[Start DATA SHOWN]

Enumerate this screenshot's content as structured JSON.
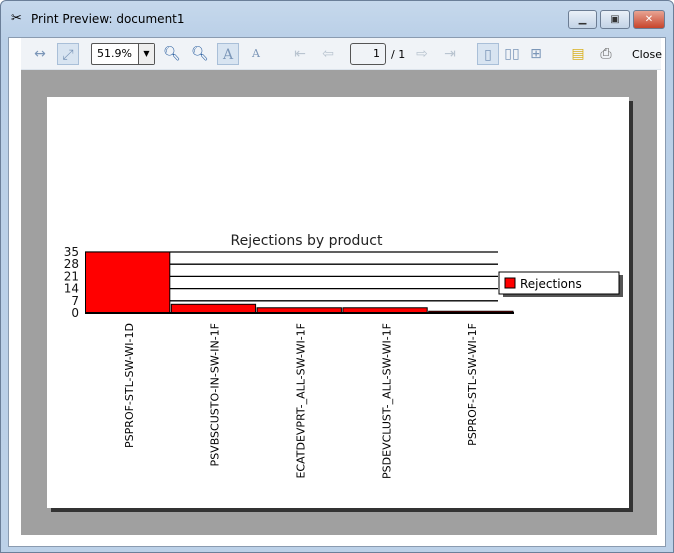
{
  "window": {
    "title": "Print Preview: document1",
    "icon": "print-preview-icon"
  },
  "toolbar": {
    "zoom": "51.9%",
    "page": "1",
    "page_total": "/ 1",
    "close_label": "Close",
    "icons": [
      "fit-width-icon",
      "fit-page-icon",
      "zoom-out-icon",
      "zoom-in-icon",
      "large-text-icon",
      "small-text-icon",
      "first-page-icon",
      "previous-page-icon",
      "next-page-icon",
      "last-page-icon",
      "one-page-icon",
      "two-pages-icon",
      "four-pages-icon",
      "page-setup-icon",
      "print-icon"
    ]
  },
  "chart_data": {
    "type": "bar",
    "title": "Rejections by product",
    "categories": [
      "PSPROF-STL-SW-WI-1D",
      "PSVBSCUSTO-IN-SW-IN-1F",
      "ECATDEVPRT-_ALL-SW-WI-1F",
      "PSDEVCLUST-_ALL-SW-WI-1F",
      "PSPROF-STL-SW-WI-1F"
    ],
    "series": [
      {
        "name": "Rejections",
        "values": [
          35,
          5,
          3,
          3,
          1
        ],
        "color": "#ff0000"
      }
    ],
    "yticks": [
      0,
      7,
      14,
      21,
      28,
      35
    ],
    "ylim": [
      0,
      35
    ],
    "grid": true,
    "legend": "right"
  }
}
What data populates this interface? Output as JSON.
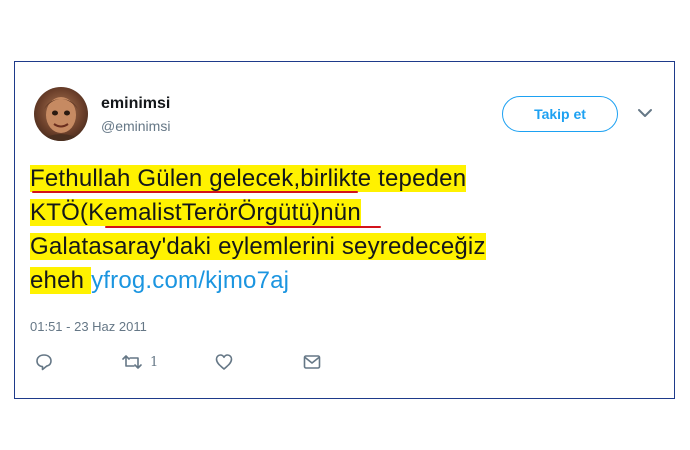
{
  "user": {
    "display_name": "eminimsi",
    "handle": "@eminimsi"
  },
  "follow_button": {
    "label": "Takip et"
  },
  "tweet": {
    "lines": [
      [
        "Fethullah Gülen gelecek",
        ",birlikte tepeden"
      ],
      [
        "KTÖ(",
        "KemalistTerörÖrgütü",
        ")nün"
      ],
      [
        "Galatasaray'daki eylemlerini seyredeceğiz"
      ],
      [
        "eheh "
      ]
    ],
    "link": "yfrog.com/kjmo7aj",
    "timestamp": "01:51 - 23 Haz 2011"
  },
  "actions": {
    "retweet_count": "1"
  },
  "colors": {
    "highlight": "#fff200",
    "underline": "#d3131b",
    "link": "#1b95e0",
    "follow_accent": "#1da1f2",
    "border": "#1e3a8a"
  },
  "icons": [
    "reply-icon",
    "retweet-icon",
    "like-icon",
    "message-icon",
    "chevron-down-icon"
  ]
}
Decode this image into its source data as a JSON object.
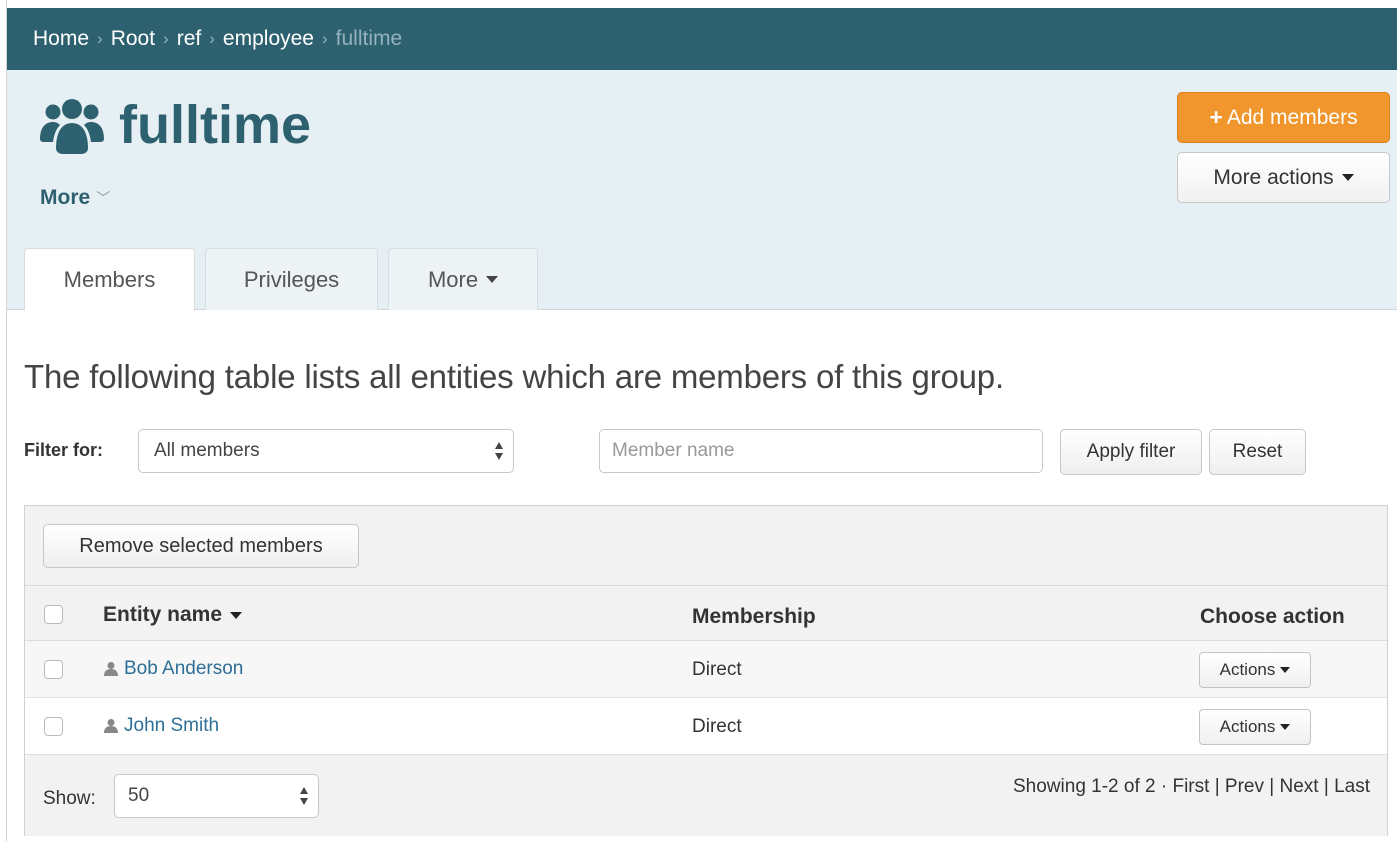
{
  "breadcrumb": {
    "items": [
      "Home",
      "Root",
      "ref",
      "employee"
    ],
    "current": "fulltime",
    "separator": "›"
  },
  "header": {
    "title": "fulltime",
    "title_icon": "users-group-icon",
    "more_label": "More",
    "add_members_label": "Add members",
    "more_actions_label": "More actions"
  },
  "tabs": {
    "members": "Members",
    "privileges": "Privileges",
    "more": "More"
  },
  "intro_text": "The following table lists all entities which are members of this group.",
  "filter": {
    "label": "Filter for:",
    "selected": "All members",
    "placeholder": "Member name",
    "apply_label": "Apply filter",
    "reset_label": "Reset"
  },
  "table": {
    "remove_label": "Remove selected members",
    "columns": {
      "name": "Entity name",
      "membership": "Membership",
      "action": "Choose action"
    },
    "rows": [
      {
        "name": "Bob Anderson",
        "membership": "Direct",
        "action": "Actions"
      },
      {
        "name": "John Smith",
        "membership": "Direct",
        "action": "Actions"
      }
    ]
  },
  "footer": {
    "show_label": "Show:",
    "show_value": "50",
    "summary": "Showing 1-2 of 2 ·",
    "first": "First",
    "prev": "Prev",
    "next": "Next",
    "last": "Last",
    "divider": "|"
  },
  "colors": {
    "primary": "#2e6170",
    "accent_orange": "#f0962d",
    "link": "#2e6f98"
  }
}
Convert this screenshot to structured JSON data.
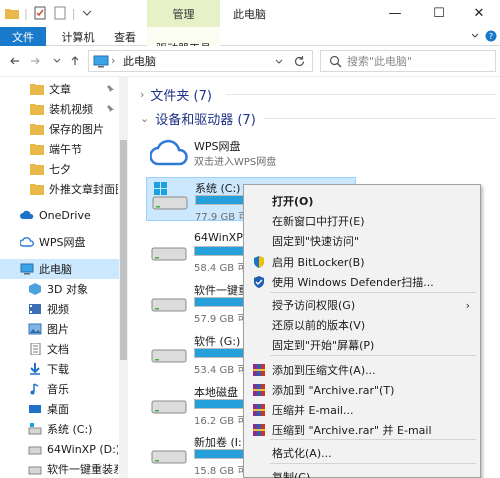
{
  "window": {
    "context_tab": "管理",
    "title": "此电脑",
    "minimize": "—",
    "maximize": "☐",
    "close": "✕"
  },
  "ribbon": {
    "tabs": [
      "文件",
      "计算机",
      "查看",
      "驱动器工具"
    ]
  },
  "address": {
    "path": "此电脑",
    "search_placeholder": "搜索\"此电脑\""
  },
  "sidebar": {
    "items": [
      {
        "label": "文章",
        "icon": "folder-icon"
      },
      {
        "label": "装机视频",
        "icon": "folder-icon"
      },
      {
        "label": "保存的图片",
        "icon": "folder-icon"
      },
      {
        "label": "端午节",
        "icon": "folder-icon"
      },
      {
        "label": "七夕",
        "icon": "folder-icon"
      },
      {
        "label": "外推文章封面图",
        "icon": "folder-icon"
      },
      {
        "label": "OneDrive",
        "icon": "cloud-icon"
      },
      {
        "label": "WPS网盘",
        "icon": "cloud-icon"
      },
      {
        "label": "此电脑",
        "icon": "computer-icon"
      },
      {
        "label": "3D 对象",
        "icon": "cube-icon"
      },
      {
        "label": "视频",
        "icon": "video-icon"
      },
      {
        "label": "图片",
        "icon": "pictures-icon"
      },
      {
        "label": "文档",
        "icon": "documents-icon"
      },
      {
        "label": "下载",
        "icon": "download-icon"
      },
      {
        "label": "音乐",
        "icon": "music-icon"
      },
      {
        "label": "桌面",
        "icon": "desktop-icon"
      },
      {
        "label": "系统 (C:)",
        "icon": "drive-icon"
      },
      {
        "label": "64WinXP (D:)",
        "icon": "drive-icon"
      },
      {
        "label": "软件一键重装系统",
        "icon": "drive-icon"
      }
    ]
  },
  "main": {
    "groups": {
      "folders": "文件夹 (7)",
      "devices": "设备和驱动器 (7)"
    },
    "wps": {
      "name": "WPS网盘",
      "desc": "双击进入WPS网盘"
    },
    "drives": [
      {
        "name": "系统 (C:)",
        "free": "77.9 GB 可",
        "usage": 0.38
      },
      {
        "name": "64WinXP",
        "free": "58.4 GB 可",
        "usage": 0.42
      },
      {
        "name": "软件一键重",
        "free": "57.9 GB 可",
        "usage": 0.43
      },
      {
        "name": "软件 (G:)",
        "free": "53.4 GB 可",
        "usage": 0.47
      },
      {
        "name": "本地磁盘",
        "free": "16.2 GB 可",
        "usage": 0.6
      },
      {
        "name": "新加卷 (I:)",
        "free": "15.8 GB 可",
        "usage": 0.62
      }
    ]
  },
  "context_menu": {
    "items": [
      {
        "label": "打开(O)",
        "bold": true
      },
      {
        "label": "在新窗口中打开(E)"
      },
      {
        "label": "固定到\"快速访问\""
      },
      {
        "label": "启用 BitLocker(B)",
        "icon": "shield-icon"
      },
      {
        "label": "使用 Windows Defender扫描...",
        "icon": "defender-icon"
      },
      {
        "label": "授予访问权限(G)",
        "submenu": "›"
      },
      {
        "label": "还原以前的版本(V)"
      },
      {
        "label": "固定到\"开始\"屏幕(P)"
      },
      {
        "label": "添加到压缩文件(A)...",
        "icon": "winrar-icon"
      },
      {
        "label": "添加到 \"Archive.rar\"(T)",
        "icon": "winrar-icon"
      },
      {
        "label": "压缩并 E-mail...",
        "icon": "winrar-icon"
      },
      {
        "label": "压缩到 \"Archive.rar\" 并 E-mail",
        "icon": "winrar-icon"
      },
      {
        "label": "格式化(A)..."
      },
      {
        "label": "复制(C)"
      }
    ]
  }
}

[End DATA SHOWN]

→ **EXERCISE**
Copy every line of the listing where the word "free" appears.

→ **ANSWER FOR THIS EXERCISE**
        "free": "77.9 GB 可",
        "free": "58.4 GB 可",
        "free": "57.9 GB 可",
        "free": "53.4 GB 可",
        "free": "16.2 GB 可",
        "free": "15.8 GB 可",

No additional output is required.